··· Extract provided
Autorename file independent from last file

Hello,

I often have pdf files with the following structure:
yyyy-mm-dd_XY-sometext

here some real examples:
2020-09-01_RE-gas.pdf
2021-06-30_IB-mobile-TD.pdf
2019-11-31_UE-MWST-Nov.pdf
and so.

In this kind of groups almost every month a new file will be added.
So, I’m searching for a script for automatic renaming. Looking up the last file name. Tage the next month, append the rest of the text and finish renaming.
As example. We assume I have a group and the last filename is: 2020-01-31_RE-account-TD.pdf
Now when I add a new file, I will have it renamed to 2020-02-28_RE-account-TD.pdf

I this is too complex, it would be also helpful. If the part of the date only will be renamed like this:
2020-01_RE-account-TD to 2020-02_RE-account.TD

Any hints or examples?

cheers
mr_drlove

I’m not sure if I understand your posting correctly. What I gathered seems to be:

  • you have PDFs for every month
  • the naming convention for these PDFs is yyyy-mm-dd_something.pdf with dd being the last day of the month.
  • If a new PDF of kind ‘something’ arrives, you want to take the date part of the last ‘something’ PDF and ‘somehow’ determine the next matching date - i.e. the last day of the following month.

Assuming that this is what you want: what’s the point in referring to “the previous something” here? If your document belongs to a certain year/month, this date can surely be determined by looking at the document itself. Otherwise, how would anyone know where it belongs? Or why would it even be in month x vs. y? In your example, the gas, VAT, mobile documents already should have an inherent date. Using that seems natural and keeps you sane.
······
*Things to do*:
A. Write out the part of the autorename thread starting at "here some real" and ending at "will be added.".
B. Answer these questions using the autorename thread:
(i) What date pattern opens the PDF file names?
(ii) How often is a new file added to one of these groups?
(iii) In the reply's summary of the naming convention, which day does dd stand for?
The items after this point are separate material, unrelated to the autorename thread.
··· Record extracts
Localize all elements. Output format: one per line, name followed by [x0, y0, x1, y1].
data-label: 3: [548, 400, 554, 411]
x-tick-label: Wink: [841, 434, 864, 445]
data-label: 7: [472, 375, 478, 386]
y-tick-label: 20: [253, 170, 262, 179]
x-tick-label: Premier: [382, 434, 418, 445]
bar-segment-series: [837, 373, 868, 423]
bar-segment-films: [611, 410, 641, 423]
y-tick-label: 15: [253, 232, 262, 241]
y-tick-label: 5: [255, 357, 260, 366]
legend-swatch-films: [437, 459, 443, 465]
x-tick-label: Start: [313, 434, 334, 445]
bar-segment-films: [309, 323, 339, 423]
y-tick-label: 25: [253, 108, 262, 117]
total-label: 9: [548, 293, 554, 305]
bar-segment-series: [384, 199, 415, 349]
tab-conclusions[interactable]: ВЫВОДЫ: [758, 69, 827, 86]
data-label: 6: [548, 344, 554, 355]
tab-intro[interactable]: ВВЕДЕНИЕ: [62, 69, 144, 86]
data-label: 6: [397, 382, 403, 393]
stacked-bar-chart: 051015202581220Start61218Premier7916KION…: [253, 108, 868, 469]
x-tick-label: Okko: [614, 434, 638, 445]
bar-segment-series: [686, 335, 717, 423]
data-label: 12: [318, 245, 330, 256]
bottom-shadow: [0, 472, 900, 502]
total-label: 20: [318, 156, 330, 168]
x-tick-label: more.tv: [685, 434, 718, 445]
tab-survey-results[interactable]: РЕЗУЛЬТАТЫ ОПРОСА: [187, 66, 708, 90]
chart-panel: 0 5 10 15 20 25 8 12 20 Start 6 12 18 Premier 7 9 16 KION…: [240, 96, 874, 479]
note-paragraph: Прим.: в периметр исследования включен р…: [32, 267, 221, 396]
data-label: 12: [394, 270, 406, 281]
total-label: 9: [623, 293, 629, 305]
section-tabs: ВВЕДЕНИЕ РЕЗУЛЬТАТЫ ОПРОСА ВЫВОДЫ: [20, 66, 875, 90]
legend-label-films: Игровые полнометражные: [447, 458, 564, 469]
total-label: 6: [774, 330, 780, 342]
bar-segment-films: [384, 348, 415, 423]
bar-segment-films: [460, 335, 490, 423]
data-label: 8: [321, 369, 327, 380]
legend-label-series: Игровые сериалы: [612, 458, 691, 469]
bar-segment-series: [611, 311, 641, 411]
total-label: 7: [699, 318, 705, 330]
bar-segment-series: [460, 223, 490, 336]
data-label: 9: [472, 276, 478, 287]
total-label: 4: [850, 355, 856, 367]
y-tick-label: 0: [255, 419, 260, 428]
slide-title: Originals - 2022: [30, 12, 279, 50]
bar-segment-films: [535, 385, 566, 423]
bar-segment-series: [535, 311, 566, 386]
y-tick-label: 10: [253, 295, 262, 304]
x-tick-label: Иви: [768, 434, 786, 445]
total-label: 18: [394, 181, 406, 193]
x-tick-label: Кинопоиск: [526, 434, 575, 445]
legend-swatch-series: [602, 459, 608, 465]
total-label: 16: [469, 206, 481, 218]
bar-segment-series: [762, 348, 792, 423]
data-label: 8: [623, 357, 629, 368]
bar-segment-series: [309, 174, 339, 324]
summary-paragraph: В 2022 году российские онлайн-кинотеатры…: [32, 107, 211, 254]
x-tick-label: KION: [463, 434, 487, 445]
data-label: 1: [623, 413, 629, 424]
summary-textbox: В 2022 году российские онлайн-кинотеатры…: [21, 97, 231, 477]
······
*Responses in order*:
A.
here some real examples:
2020-09-01_RE-gas.pdf
2021-06-30_IB-mobile-TD.pdf
2019-11-31_UE-MWST-Nov.pdf
and so.

In this kind of groups almost every month a new file will be added.

B.
(i) yyyy-mm-dd
(ii) Almost every month
(iii) The last day of the month